Directive | Please transcribe the data below exactly. Leave the pictures out.

Source data |
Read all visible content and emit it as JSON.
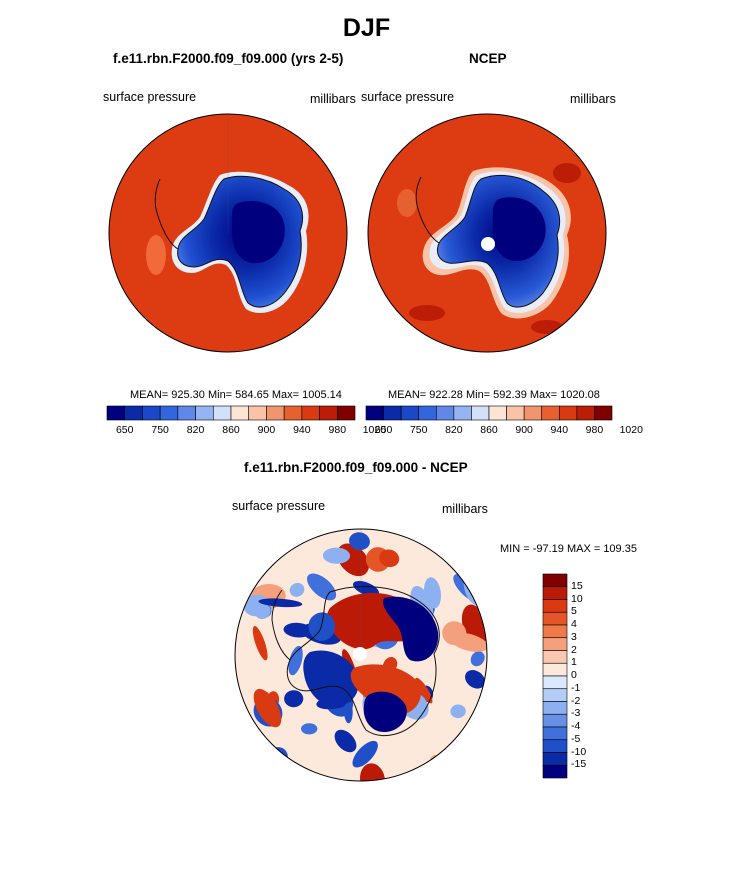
{
  "main_title": "DJF",
  "panels": {
    "model": {
      "title": "f.e11.rbn.F2000.f09_f09.000 (yrs 2-5)",
      "left_label": "surface pressure",
      "right_label": "millibars",
      "stats": "MEAN= 925.30  Min= 584.65  Max= 1005.14"
    },
    "obs": {
      "title": "NCEP",
      "left_label": "surface pressure",
      "right_label": "millibars",
      "stats": "MEAN= 922.28  Min= 592.39  Max= 1020.08"
    },
    "diff": {
      "title": "f.e11.rbn.F2000.f09_f09.000 - NCEP",
      "left_label": "surface pressure",
      "right_label": "millibars",
      "stats": "MIN = -97.19 MAX = 109.35"
    }
  },
  "colorbar_abs": {
    "colors": [
      "#00007f",
      "#0a2aa8",
      "#1a48c8",
      "#3366dd",
      "#6088e8",
      "#97b4f2",
      "#d2e0fa",
      "#fde5d6",
      "#f8c3a6",
      "#f19470",
      "#e66030",
      "#d93a12",
      "#bb1d06",
      "#800000"
    ],
    "tick_labels": [
      "650",
      "750",
      "820",
      "860",
      "900",
      "940",
      "980",
      "1020"
    ]
  },
  "colorbar_diff": {
    "colors": [
      "#800000",
      "#bb1a06",
      "#d93a12",
      "#e65528",
      "#ee7a4a",
      "#f5a07c",
      "#fac8ae",
      "#fde8dc",
      "#dce8fc",
      "#b4cdf8",
      "#8cb0f0",
      "#6890e6",
      "#4070dc",
      "#2050c8",
      "#0a2aa8",
      "#00007f"
    ],
    "tick_labels": [
      "15",
      "10",
      "5",
      "4",
      "3",
      "2",
      "1",
      "0",
      "-1",
      "-2",
      "-3",
      "-4",
      "-5",
      "-10",
      "-15"
    ]
  }
}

Full solution |
Read all visible content and emit it as JSON.
{
  "main_title": "DJF",
  "panels": {
    "model": {
      "title": "f.e11.rbn.F2000.f09_f09.000 (yrs 2-5)",
      "left_label": "surface pressure",
      "right_label": "millibars",
      "stats": "MEAN= 925.30  Min= 584.65  Max= 1005.14"
    },
    "obs": {
      "title": "NCEP",
      "left_label": "surface pressure",
      "right_label": "millibars",
      "stats": "MEAN= 922.28  Min= 592.39  Max= 1020.08"
    },
    "diff": {
      "title": "f.e11.rbn.F2000.f09_f09.000 - NCEP",
      "left_label": "surface pressure",
      "right_label": "millibars",
      "stats": "MIN = -97.19 MAX = 109.35"
    }
  },
  "colorbar_abs": {
    "colors": [
      "#00007f",
      "#0a2aa8",
      "#1a48c8",
      "#3366dd",
      "#6088e8",
      "#97b4f2",
      "#d2e0fa",
      "#fde5d6",
      "#f8c3a6",
      "#f19470",
      "#e66030",
      "#d93a12",
      "#bb1d06",
      "#800000"
    ],
    "tick_labels": [
      "650",
      "750",
      "820",
      "860",
      "900",
      "940",
      "980",
      "1020"
    ]
  },
  "colorbar_diff": {
    "colors": [
      "#800000",
      "#bb1a06",
      "#d93a12",
      "#e65528",
      "#ee7a4a",
      "#f5a07c",
      "#fac8ae",
      "#fde8dc",
      "#dce8fc",
      "#b4cdf8",
      "#8cb0f0",
      "#6890e6",
      "#4070dc",
      "#2050c8",
      "#0a2aa8",
      "#00007f"
    ],
    "tick_labels": [
      "15",
      "10",
      "5",
      "4",
      "3",
      "2",
      "1",
      "0",
      "-1",
      "-2",
      "-3",
      "-4",
      "-5",
      "-10",
      "-15"
    ]
  }
}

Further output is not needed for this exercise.